→ **Available data**:
········
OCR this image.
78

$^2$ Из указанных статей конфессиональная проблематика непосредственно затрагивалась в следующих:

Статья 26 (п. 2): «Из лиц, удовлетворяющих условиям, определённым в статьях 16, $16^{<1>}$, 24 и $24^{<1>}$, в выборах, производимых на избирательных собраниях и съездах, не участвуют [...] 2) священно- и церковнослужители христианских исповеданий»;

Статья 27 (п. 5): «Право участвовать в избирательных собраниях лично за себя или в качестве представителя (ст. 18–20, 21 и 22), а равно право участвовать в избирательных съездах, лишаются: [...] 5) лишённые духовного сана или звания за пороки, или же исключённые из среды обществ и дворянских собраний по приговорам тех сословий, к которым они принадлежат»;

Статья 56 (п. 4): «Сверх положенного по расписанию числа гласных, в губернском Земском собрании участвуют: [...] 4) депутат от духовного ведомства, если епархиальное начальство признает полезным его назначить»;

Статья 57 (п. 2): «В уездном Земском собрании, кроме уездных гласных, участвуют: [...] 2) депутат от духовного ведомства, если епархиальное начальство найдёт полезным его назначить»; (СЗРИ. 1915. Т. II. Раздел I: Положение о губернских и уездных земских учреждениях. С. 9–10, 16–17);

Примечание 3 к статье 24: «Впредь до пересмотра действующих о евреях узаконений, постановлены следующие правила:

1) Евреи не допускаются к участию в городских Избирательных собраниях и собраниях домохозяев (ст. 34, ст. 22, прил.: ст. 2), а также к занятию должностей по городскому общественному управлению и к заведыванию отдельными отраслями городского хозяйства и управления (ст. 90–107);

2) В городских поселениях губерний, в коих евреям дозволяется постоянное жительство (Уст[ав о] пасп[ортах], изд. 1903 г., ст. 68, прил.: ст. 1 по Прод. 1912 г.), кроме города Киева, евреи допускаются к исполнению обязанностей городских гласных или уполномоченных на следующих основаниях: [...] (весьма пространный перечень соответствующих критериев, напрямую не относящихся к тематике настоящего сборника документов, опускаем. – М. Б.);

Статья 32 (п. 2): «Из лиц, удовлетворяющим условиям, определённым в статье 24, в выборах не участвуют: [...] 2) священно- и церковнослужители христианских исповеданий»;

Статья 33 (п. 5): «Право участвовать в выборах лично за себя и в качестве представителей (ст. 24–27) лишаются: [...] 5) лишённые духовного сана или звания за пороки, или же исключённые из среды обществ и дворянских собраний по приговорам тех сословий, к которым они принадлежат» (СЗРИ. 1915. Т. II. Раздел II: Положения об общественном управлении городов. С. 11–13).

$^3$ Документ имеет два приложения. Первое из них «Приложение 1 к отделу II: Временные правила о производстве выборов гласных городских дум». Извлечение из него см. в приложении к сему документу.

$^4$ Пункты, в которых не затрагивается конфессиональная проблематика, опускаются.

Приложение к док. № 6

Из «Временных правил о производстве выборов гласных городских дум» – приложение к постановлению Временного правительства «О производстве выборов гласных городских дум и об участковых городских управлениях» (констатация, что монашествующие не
········
→ **Written problem**:
Each entry above needs to be retyped exactly.

→ **Written solution**:
OCR this image.
78

$^2$ Из указанных статей конфессиональная проблематика непосредственно затрагивалась в следующих:

Статья 26 (п. 2): «Из лиц, удовлетворяющих условиям, определённым в статьях 16, $16^{<1>}$, 24 и $24^{<1>}$, в выборах, производимых на избирательных собраниях и съездах, не участвуют [...] 2) священно- и церковнослужители христианских исповеданий»;

Статья 27 (п. 5): «Право участвовать в избирательных собраниях лично за себя или в качестве представителя (ст. 18–20, 21 и 22), а равно право участвовать в избирательных съездах, лишаются: [...] 5) лишённые духовного сана или звания за пороки, или же исключённые из среды обществ и дворянских собраний по приговорам тех сословий, к которым они принадлежат»;

Статья 56 (п. 4): «Сверх положенного по расписанию числа гласных, в губернском Земском собрании участвуют: [...] 4) депутат от духовного ведомства, если епархиальное начальство признает полезным его назначить»;

Статья 57 (п. 2): «В уездном Земском собрании, кроме уездных гласных, участвуют: [...] 2) депутат от духовного ведомства, если епархиальное начальство найдёт полезным его назначить»; (СЗРИ. 1915. Т. II. Раздел I: Положение о губернских и уездных земских учреждениях. С. 9–10, 16–17);

Примечание 3 к статье 24: «Впредь до пересмотра действующих о евреях узаконений, постановлены следующие правила:

1) Евреи не допускаются к участию в городских Избирательных собраниях и собраниях домохозяев (ст. 34, ст. 22, прил.: ст. 2), а также к занятию должностей по городскому общественному управлению и к заведыванию отдельными отраслями городского хозяйства и управления (ст. 90–107);

2) В городских поселениях губерний, в коих евреям дозволяется постоянное жительство (Уст[ав о] пасп[ортах], изд. 1903 г., ст. 68, прил.: ст. 1 по Прод. 1912 г.), кроме города Киева, евреи допускаются к исполнению обязанностей городских гласных или уполномоченных на следующих основаниях: [...] (весьма пространный перечень соответствующих критериев, напрямую не относящихся к тематике настоящего сборника документов, опускаем. – М. Б.);

Статья 32 (п. 2): «Из лиц, удовлетворяющим условиям, определённым в статье 24, в выборах не участвуют: [...] 2) священно- и церковнослужители христианских исповеданий»;

Статья 33 (п. 5): «Право участвовать в выборах лично за себя и в качестве представителей (ст. 24–27) лишаются: [...] 5) лишённые духовного сана или звания за пороки, или же исключённые из среды обществ и дворянских собраний по приговорам тех сословий, к которым они принадлежат» (СЗРИ. 1915. Т. II. Раздел II: Положения об общественном управлении городов. С. 11–13).

$^3$ Документ имеет два приложения. Первое из них «Приложение 1 к отделу II: Временные правила о производстве выборов гласных городских дум». Извлечение из него см. в приложении к сему документу.

$^4$ Пункты, в которых не затрагивается конфессиональная проблематика, опускаются.

Приложение к док. № 6

Из «Временных правил о производстве выборов гласных городских дум» – приложение к постановлению Временного правительства «О производстве выборов гласных городских дум и об участковых городских управлениях» (констатация, что монашествующие не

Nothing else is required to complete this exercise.